Task brief: Wherever the word "from" appears in the entries, copy the whole line.

Excerpted data:
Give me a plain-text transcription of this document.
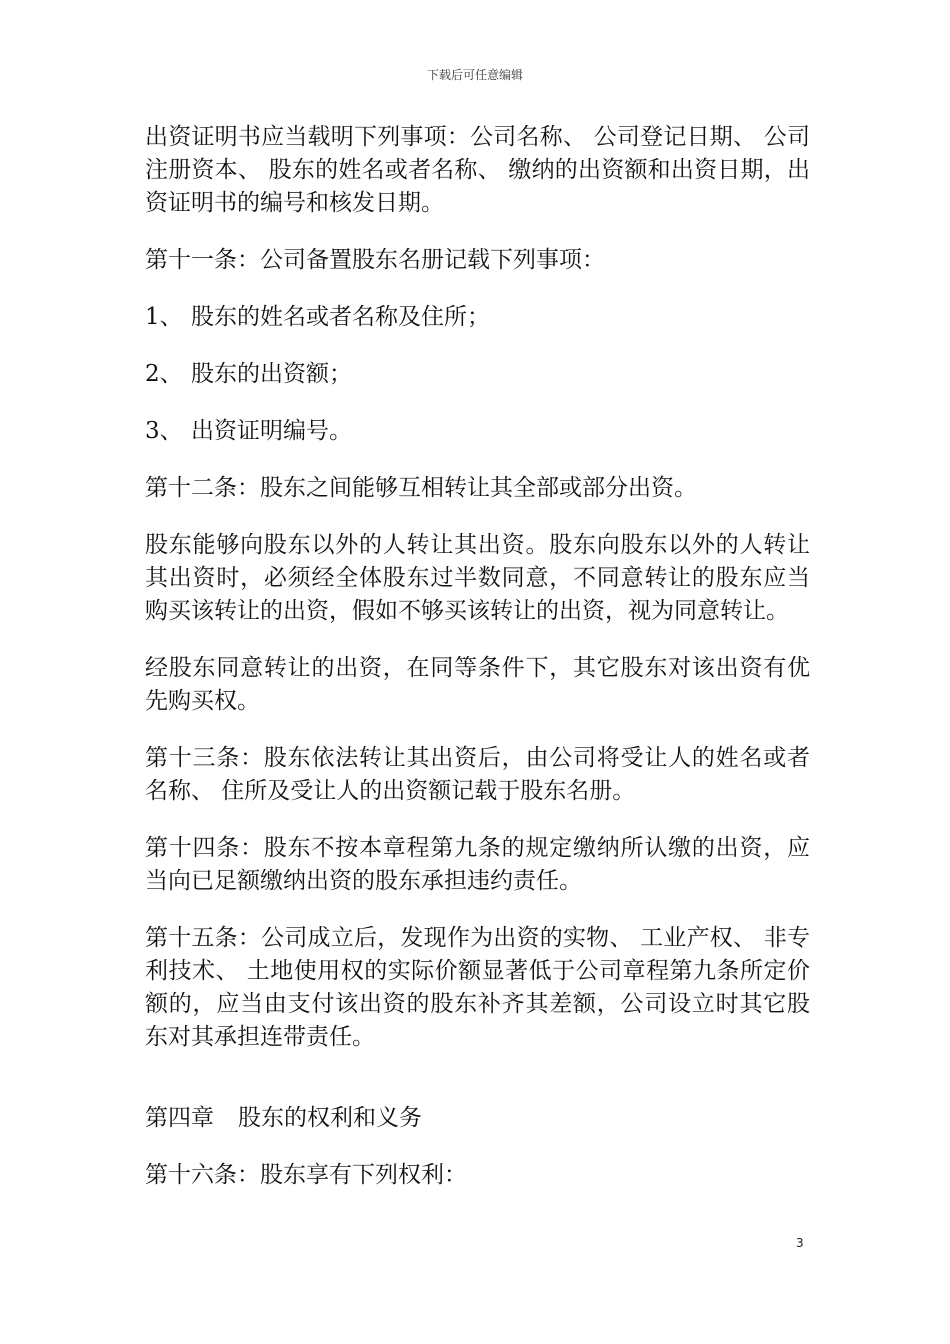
下载后可任意编辑

出资证明书应当载明下列事项：公司名称、 公司登记日期、 公司注册资本、 股东的姓名或者名称、 缴纳的出资额和出资日期，出资证明书的编号和核发日期。

第十一条：公司备置股东名册记载下列事项：

1、 股东的姓名或者名称及住所；

2、 股东的出资额；

3、 出资证明编号。

第十二条：股东之间能够互相转让其全部或部分出资。

股东能够向股东以外的人转让其出资。股东向股东以外的人转让其出资时，必须经全体股东过半数同意，不同意转让的股东应当购买该转让的出资，假如不够买该转让的出资，视为同意转让。

经股东同意转让的出资，在同等条件下，其它股东对该出资有优先购买权。

第十三条：股东依法转让其出资后，由公司将受让人的姓名或者名称、 住所及受让人的出资额记载于股东名册。

第十四条：股东不按本章程第九条的规定缴纳所认缴的出资，应当向已足额缴纳出资的股东承担违约责任。

第十五条：公司成立后，发现作为出资的实物、 工业产权、 非专利技术、 土地使用权的实际价额显著低于公司章程第九条所定价额的，应当由支付该出资的股东补齐其差额，公司设立时其它股东对其承担连带责任。

第四章 股东的权利和义务

第十六条：股东享有下列权利：

3
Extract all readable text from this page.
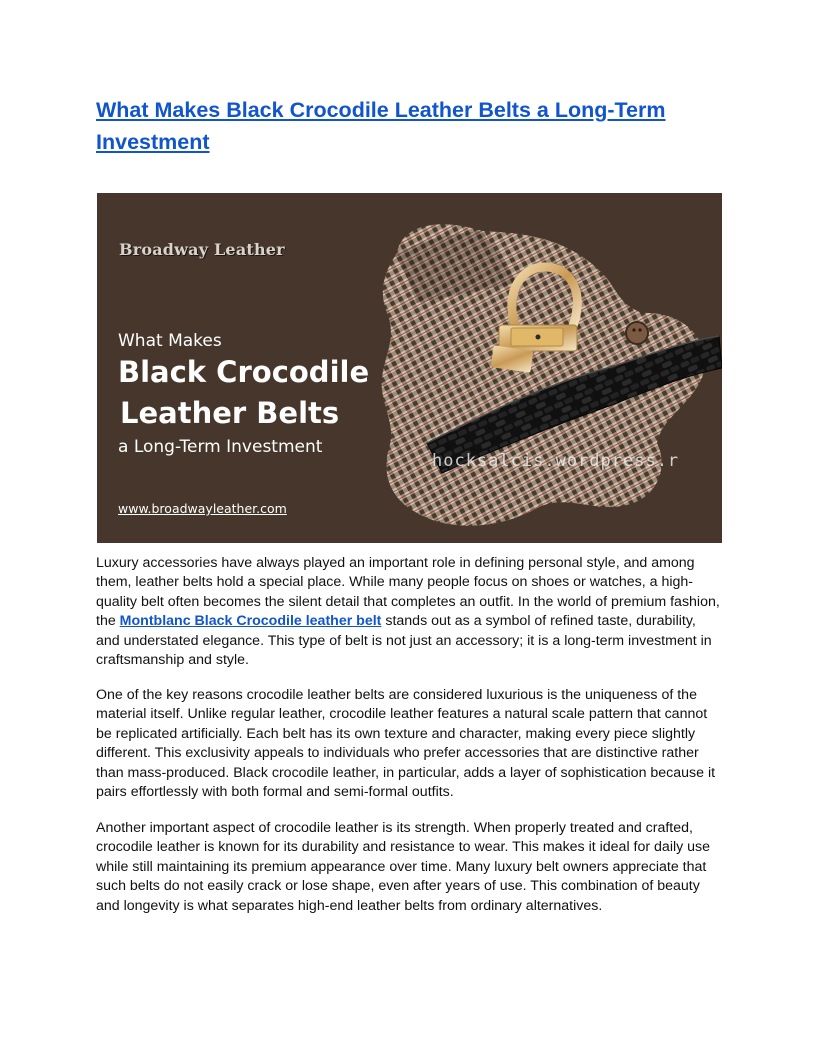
What Makes Black Crocodile Leather Belts a Long-Term Investment
Broadway Leather
What Makes
Black Crocodile
Leather Belts
a Long-Term Investment
www.broadwayleather.com
hocksalcis.wordpress.r

Luxury accessories have always played an important role in defining personal style, and among them, leather belts hold a special place. While many people focus on shoes or watches, a high-quality belt often becomes the silent detail that completes an outfit. In the world of premium fashion, the Montblanc Black Crocodile leather belt stands out as a symbol of refined taste, durability, and understated elegance. This type of belt is not just an accessory; it is a long-term investment in craftsmanship and style.

One of the key reasons crocodile leather belts are considered luxurious is the uniqueness of the material itself. Unlike regular leather, crocodile leather features a natural scale pattern that cannot be replicated artificially. Each belt has its own texture and character, making every piece slightly different. This exclusivity appeals to individuals who prefer accessories that are distinctive rather than mass-produced. Black crocodile leather, in particular, adds a layer of sophistication because it pairs effortlessly with both formal and semi-formal outfits.

Another important aspect of crocodile leather is its strength. When properly treated and crafted, crocodile leather is known for its durability and resistance to wear. This makes it ideal for daily use while still maintaining its premium appearance over time. Many luxury belt owners appreciate that such belts do not easily crack or lose shape, even after years of use. This combination of beauty and longevity is what separates high-end leather belts from ordinary alternatives.
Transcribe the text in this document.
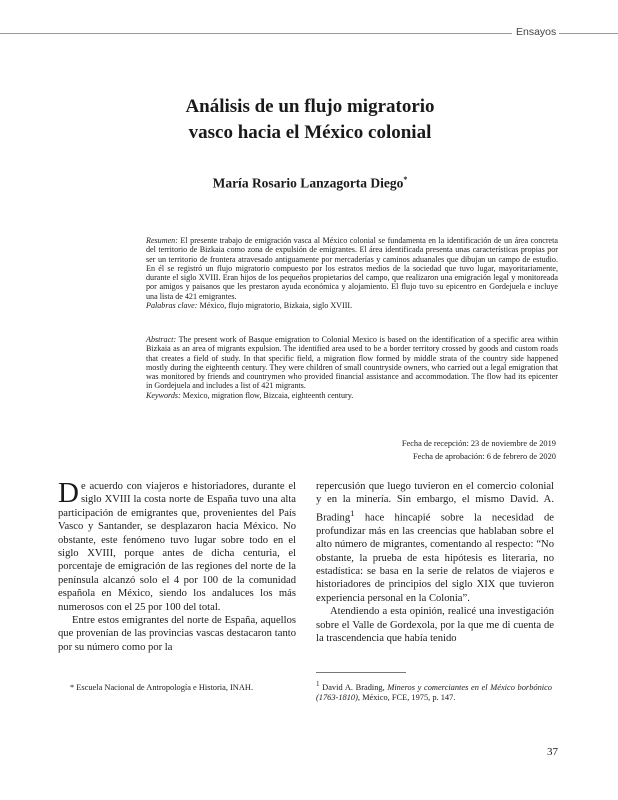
Ensayos
Análisis de un flujo migratorio
vasco hacia el México colonial
María Rosario Lanzagorta Diego*

Resumen: El presente trabajo de emigración vasca al México colonial se fundamenta en la identificación de un área concreta del territorio de Bizkaia como zona de expulsión de emigrantes. El área identificada presenta unas características propias por ser un territorio de frontera atravesado antiguamente por mercaderías y caminos aduanales que dibujan un campo de estudio. En él se registró un flujo migratorio compuesto por los estratos medios de la sociedad que tuvo lugar, mayoritariamente, durante el siglo XVIII. Eran hijos de los pequeños propietarios del campo, que realizaron una emigración legal y monitoreada por amigos y paisanos que les prestaron ayuda económica y alojamiento. El flujo tuvo su epicentro en Gordejuela e incluye una lista de 421 emigrantes.

Palabras clave: México, flujo migratorio, Bizkaia, siglo XVIII.

Abstract: The present work of Basque emigration to Colonial Mexico is based on the identification of a specific area within Bizkaia as an area of migrants expulsion. The identified area used to be a border territory crossed by goods and custom roads that creates a field of study. In that specific field, a migration flow formed by middle strata of the country side happened mostly during the eighteenth century. They were children of small countryside owners, who carried out a legal emigration that was monitored by friends and countrymen who provided financial assistance and accommodation. The flow had its epicenter in Gordejuela and includes a list of 421 migrants.

Keywords: Mexico, migration flow, Bizcaia, eighteenth century.

Fecha de recepción: 23 de noviembre de 2019
Fecha de aprobación: 6 de febrero de 2020

De acuerdo con viajeros e historiadores, durante el siglo XVIII la costa norte de España tuvo una alta participación de emigrantes que, provenientes del País Vasco y Santander, se desplazaron hacia México. No obstante, este fenómeno tuvo lugar sobre todo en el siglo XVIII, porque antes de dicha centuria, el porcentaje de emigración de las regiones del norte de la península alcanzó solo el 4 por 100 de la comunidad española en México, siendo los andaluces los más numerosos con el 25 por 100 del total.

Entre estos emigrantes del norte de España, aquellos que provenían de las provincias vascas destacaron tanto por su número como por la

repercusión que luego tuvieron en el comercio colonial y en la minería. Sin embargo, el mismo David. A. Brading$^1$ hace hincapié sobre la necesidad de profundizar más en las creencias que hablaban sobre el alto número de migrantes, comentando al respecto: “No obstante, la prueba de esta hipótesis es literaria, no estadística: se basa en la serie de relatos de viajeros e historiadores de principios del siglo XIX que tuvieron experiencia personal en la Colonia”.

Atendiendo a esta opinión, realicé una investigación sobre el Valle de Gordexola, por la que me di cuenta de la trascendencia que había tenido

* Escuela Nacional de Antropología e Historia, INAH.	$^1$ David A. Brading, Mineros y comerciantes en el México borbónico (1763-1810), México, FCE, 1975, p. 147.
37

Written solution:
Extract all readable text from this page.
Another important aspect of crocodile leather is its strength. When properly treated and crafted, crocodile leather is known for its durability and resistance to wear. This makes it ideal for daily use while still maintaining its premium appearance over time. Many luxury belt owners appreciate that such belts do not easily crack or lose shape, even after years of use. This combination of beauty and longevity is what separates high-end leather belts from ordinary alternatives.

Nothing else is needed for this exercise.